Structured figure records:
▼

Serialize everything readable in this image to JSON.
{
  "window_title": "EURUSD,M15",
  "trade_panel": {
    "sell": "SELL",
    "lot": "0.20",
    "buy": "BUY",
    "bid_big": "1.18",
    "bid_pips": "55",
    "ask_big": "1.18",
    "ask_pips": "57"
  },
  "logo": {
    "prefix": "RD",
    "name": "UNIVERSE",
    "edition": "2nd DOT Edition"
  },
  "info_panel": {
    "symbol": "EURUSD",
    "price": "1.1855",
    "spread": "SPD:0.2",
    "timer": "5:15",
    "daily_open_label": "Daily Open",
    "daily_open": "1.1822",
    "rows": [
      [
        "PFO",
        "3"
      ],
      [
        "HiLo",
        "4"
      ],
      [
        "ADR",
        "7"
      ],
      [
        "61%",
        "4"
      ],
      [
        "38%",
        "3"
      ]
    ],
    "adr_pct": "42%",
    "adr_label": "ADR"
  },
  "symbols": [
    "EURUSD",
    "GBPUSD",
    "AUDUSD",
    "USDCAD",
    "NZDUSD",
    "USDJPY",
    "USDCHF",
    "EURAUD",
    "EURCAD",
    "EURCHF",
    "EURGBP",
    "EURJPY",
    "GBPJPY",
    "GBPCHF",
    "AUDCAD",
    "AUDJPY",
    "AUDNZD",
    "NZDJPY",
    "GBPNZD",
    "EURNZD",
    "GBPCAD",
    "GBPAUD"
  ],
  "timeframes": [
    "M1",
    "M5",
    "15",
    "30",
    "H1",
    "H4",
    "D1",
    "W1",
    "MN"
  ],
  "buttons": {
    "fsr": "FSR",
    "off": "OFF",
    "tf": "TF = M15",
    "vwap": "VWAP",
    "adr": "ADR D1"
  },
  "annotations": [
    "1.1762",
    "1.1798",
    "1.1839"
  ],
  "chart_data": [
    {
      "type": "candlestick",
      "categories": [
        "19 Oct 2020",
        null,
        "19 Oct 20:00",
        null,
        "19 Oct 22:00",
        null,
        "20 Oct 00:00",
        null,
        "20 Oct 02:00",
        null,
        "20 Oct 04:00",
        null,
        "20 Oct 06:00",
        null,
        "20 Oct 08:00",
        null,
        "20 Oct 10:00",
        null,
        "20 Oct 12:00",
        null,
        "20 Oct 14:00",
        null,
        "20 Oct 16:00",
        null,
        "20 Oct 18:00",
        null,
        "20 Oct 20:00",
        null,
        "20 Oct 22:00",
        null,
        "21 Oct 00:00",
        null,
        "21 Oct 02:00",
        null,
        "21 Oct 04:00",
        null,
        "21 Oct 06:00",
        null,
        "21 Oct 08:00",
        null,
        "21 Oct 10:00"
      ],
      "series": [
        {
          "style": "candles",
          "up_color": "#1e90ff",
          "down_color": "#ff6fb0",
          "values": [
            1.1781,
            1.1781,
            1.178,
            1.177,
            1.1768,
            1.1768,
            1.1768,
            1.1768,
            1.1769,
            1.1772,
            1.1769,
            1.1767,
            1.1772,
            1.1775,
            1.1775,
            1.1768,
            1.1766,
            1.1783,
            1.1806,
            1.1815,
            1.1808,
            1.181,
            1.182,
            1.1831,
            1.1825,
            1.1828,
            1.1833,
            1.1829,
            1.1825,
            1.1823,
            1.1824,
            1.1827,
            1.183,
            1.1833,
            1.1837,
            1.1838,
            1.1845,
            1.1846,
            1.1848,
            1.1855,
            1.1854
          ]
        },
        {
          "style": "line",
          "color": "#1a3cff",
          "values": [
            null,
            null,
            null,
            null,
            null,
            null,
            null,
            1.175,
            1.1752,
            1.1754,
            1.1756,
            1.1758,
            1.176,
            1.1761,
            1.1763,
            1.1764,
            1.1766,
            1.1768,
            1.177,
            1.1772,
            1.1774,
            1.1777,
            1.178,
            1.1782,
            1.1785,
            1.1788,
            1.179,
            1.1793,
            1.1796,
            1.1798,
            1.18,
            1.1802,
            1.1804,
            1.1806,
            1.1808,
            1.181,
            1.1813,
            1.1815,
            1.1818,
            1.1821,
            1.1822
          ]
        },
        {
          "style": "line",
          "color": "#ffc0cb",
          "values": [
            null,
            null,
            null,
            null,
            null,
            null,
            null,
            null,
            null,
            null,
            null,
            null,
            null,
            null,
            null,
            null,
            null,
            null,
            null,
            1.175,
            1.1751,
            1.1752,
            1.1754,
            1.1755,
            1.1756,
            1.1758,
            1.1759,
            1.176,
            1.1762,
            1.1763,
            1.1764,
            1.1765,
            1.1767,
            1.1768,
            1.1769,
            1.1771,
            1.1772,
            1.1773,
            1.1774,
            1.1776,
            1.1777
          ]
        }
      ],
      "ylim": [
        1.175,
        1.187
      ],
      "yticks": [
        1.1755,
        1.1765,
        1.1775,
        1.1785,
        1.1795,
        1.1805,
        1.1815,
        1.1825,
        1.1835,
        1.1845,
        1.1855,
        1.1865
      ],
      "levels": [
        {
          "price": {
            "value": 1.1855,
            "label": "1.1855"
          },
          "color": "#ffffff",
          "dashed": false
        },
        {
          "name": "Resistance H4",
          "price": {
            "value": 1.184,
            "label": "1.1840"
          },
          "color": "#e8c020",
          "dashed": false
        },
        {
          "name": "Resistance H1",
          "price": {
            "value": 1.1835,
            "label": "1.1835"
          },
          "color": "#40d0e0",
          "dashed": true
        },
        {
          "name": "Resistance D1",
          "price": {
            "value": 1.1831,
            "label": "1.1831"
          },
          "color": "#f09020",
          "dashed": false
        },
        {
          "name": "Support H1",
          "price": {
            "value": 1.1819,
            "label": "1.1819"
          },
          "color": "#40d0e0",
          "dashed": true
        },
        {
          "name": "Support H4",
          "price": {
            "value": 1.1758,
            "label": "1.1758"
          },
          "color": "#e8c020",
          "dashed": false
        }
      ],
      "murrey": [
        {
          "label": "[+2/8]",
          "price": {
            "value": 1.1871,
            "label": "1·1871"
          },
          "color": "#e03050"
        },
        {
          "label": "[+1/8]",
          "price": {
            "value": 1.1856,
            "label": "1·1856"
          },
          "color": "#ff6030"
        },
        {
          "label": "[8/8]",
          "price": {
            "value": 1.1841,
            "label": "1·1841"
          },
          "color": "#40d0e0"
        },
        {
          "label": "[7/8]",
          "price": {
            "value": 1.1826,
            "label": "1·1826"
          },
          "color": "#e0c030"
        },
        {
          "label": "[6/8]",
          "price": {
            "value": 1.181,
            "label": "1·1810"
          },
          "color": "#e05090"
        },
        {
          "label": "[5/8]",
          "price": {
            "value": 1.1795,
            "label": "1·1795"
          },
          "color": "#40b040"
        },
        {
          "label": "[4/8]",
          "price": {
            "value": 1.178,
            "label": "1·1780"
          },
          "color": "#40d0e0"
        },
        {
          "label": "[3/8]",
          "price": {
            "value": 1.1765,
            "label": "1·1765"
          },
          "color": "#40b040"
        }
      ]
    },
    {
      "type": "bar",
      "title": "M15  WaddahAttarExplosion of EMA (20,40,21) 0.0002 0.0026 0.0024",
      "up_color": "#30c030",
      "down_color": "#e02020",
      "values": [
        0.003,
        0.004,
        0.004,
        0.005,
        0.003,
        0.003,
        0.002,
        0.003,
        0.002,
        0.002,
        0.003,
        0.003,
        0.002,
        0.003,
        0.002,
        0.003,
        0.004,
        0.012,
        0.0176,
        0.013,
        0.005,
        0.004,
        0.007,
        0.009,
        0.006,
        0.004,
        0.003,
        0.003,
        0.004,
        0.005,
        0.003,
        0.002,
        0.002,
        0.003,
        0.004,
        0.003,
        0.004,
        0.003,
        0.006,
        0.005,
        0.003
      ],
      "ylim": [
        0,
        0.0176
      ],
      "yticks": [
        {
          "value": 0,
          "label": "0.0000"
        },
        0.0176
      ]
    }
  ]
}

▲

**Aim of the task**
Copy out every line from the records that has the word "name".

**Output**
    "name": "UNIVERSE",
          "name": "Resistance H4",
          "name": "Resistance H1",
          "name": "Resistance D1",
          "name": "Support H1",
          "name": "Support H4",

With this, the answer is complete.